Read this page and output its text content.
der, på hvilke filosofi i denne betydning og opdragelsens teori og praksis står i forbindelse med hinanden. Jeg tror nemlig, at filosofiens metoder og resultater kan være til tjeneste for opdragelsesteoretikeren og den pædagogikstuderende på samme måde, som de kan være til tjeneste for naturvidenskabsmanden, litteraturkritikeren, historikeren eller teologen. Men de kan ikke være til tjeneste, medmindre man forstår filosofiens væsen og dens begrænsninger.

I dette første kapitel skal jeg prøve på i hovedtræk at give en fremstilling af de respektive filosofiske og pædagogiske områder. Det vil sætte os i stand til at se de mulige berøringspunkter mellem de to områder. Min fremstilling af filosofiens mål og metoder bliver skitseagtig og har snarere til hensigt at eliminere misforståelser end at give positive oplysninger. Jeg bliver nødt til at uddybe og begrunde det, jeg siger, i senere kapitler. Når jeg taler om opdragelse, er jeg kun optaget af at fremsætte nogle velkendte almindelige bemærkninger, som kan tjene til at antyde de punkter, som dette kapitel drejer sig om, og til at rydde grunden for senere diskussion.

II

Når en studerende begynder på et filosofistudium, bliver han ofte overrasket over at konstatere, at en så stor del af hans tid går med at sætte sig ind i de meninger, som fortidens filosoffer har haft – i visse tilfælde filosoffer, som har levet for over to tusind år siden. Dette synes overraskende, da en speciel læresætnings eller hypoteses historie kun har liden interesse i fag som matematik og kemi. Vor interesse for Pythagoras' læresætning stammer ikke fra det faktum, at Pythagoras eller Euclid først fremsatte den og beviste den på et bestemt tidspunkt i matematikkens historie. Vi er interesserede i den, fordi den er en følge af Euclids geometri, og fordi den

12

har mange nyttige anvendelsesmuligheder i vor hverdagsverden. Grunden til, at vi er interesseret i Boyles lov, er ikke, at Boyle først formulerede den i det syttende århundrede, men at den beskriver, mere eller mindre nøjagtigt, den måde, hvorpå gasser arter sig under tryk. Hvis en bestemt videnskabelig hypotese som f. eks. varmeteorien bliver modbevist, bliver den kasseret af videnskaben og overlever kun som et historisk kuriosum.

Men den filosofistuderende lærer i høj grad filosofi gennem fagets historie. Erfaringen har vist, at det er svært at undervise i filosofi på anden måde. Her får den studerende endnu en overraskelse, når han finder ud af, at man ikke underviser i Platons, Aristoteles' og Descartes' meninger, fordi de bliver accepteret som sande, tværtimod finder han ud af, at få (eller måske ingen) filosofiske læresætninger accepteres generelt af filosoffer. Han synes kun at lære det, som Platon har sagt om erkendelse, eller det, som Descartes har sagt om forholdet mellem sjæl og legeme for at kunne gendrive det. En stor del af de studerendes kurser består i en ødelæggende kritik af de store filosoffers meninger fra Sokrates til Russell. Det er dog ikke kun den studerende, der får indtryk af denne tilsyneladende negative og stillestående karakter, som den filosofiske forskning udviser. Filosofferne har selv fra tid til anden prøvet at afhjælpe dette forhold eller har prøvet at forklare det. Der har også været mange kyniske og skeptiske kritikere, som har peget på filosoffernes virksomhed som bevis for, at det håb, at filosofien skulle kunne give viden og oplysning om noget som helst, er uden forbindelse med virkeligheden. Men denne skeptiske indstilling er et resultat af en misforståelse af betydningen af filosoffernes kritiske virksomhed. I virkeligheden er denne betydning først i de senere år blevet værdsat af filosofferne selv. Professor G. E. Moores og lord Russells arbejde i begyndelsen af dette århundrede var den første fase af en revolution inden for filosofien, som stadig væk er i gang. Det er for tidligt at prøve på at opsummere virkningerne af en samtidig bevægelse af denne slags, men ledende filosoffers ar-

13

○ ○ ○ ○

:: What you will do ::
Return each entry from the material above exactly as it appears.

:: Written response ::
Read this page and output its text content.
der, på hvilke filosofi i denne betydning og opdragelsens teori og praksis står i forbindelse med hinanden. Jeg tror nemlig, at filosofiens metoder og resultater kan være til tjeneste for opdragelsesteoretikeren og den pædagogikstuderende på samme måde, som de kan være til tjeneste for naturvidenskabsmanden, litteraturkritikeren, historikeren eller teologen. Men de kan ikke være til tjeneste, medmindre man forstår filosofiens væsen og dens begrænsninger.

I dette første kapitel skal jeg prøve på i hovedtræk at give en fremstilling af de respektive filosofiske og pædagogiske områder. Det vil sætte os i stand til at se de mulige berøringspunkter mellem de to områder. Min fremstilling af filosofiens mål og metoder bliver skitseagtig og har snarere til hensigt at eliminere misforståelser end at give positive oplysninger. Jeg bliver nødt til at uddybe og begrunde det, jeg siger, i senere kapitler. Når jeg taler om opdragelse, er jeg kun optaget af at fremsætte nogle velkendte almindelige bemærkninger, som kan tjene til at antyde de punkter, som dette kapitel drejer sig om, og til at rydde grunden for senere diskussion.

II

Når en studerende begynder på et filosofistudium, bliver han ofte overrasket over at konstatere, at en så stor del af hans tid går med at sætte sig ind i de meninger, som fortidens filosoffer har haft – i visse tilfælde filosoffer, som har levet for over to tusind år siden. Dette synes overraskende, da en speciel læresætnings eller hypoteses historie kun har liden interesse i fag som matematik og kemi. Vor interesse for Pythagoras' læresætning stammer ikke fra det faktum, at Pythagoras eller Euclid først fremsatte den og beviste den på et bestemt tidspunkt i matematikkens historie. Vi er interesserede i den, fordi den er en følge af Euclids geometri, og fordi den

12

har mange nyttige anvendelsesmuligheder i vor hverdagsverden. Grunden til, at vi er interesseret i Boyles lov, er ikke, at Boyle først formulerede den i det syttende århundrede, men at den beskriver, mere eller mindre nøjagtigt, den måde, hvorpå gasser arter sig under tryk. Hvis en bestemt videnskabelig hypotese som f. eks. varmeteorien bliver modbevist, bliver den kasseret af videnskaben og overlever kun som et historisk kuriosum.

Men den filosofistuderende lærer i høj grad filosofi gennem fagets historie. Erfaringen har vist, at det er svært at undervise i filosofi på anden måde. Her får den studerende endnu en overraskelse, når han finder ud af, at man ikke underviser i Platons, Aristoteles' og Descartes' meninger, fordi de bliver accepteret som sande, tværtimod finder han ud af, at få (eller måske ingen) filosofiske læresætninger accepteres generelt af filosoffer. Han synes kun at lære det, som Platon har sagt om erkendelse, eller det, som Descartes har sagt om forholdet mellem sjæl og legeme for at kunne gendrive det. En stor del af de studerendes kurser består i en ødelæggende kritik af de store filosoffers meninger fra Sokrates til Russell. Det er dog ikke kun den studerende, der får indtryk af denne tilsyneladende negative og stillestående karakter, som den filosofiske forskning udviser. Filosofferne har selv fra tid til anden prøvet at afhjælpe dette forhold eller har prøvet at forklare det. Der har også været mange kyniske og skeptiske kritikere, som har peget på filosoffernes virksomhed som bevis for, at det håb, at filosofien skulle kunne give viden og oplysning om noget som helst, er uden forbindelse med virkeligheden. Men denne skeptiske indstilling er et resultat af en misforståelse af betydningen af filosoffernes kritiske virksomhed. I virkeligheden er denne betydning først i de senere år blevet værdsat af filosofferne selv. Professor G. E. Moores og lord Russells arbejde i begyndelsen af dette århundrede var den første fase af en revolution inden for filosofien, som stadig væk er i gang. Det er for tidligt at prøve på at opsummere virkningerne af en samtidig bevægelse af denne slags, men ledende filosoffers ar-

13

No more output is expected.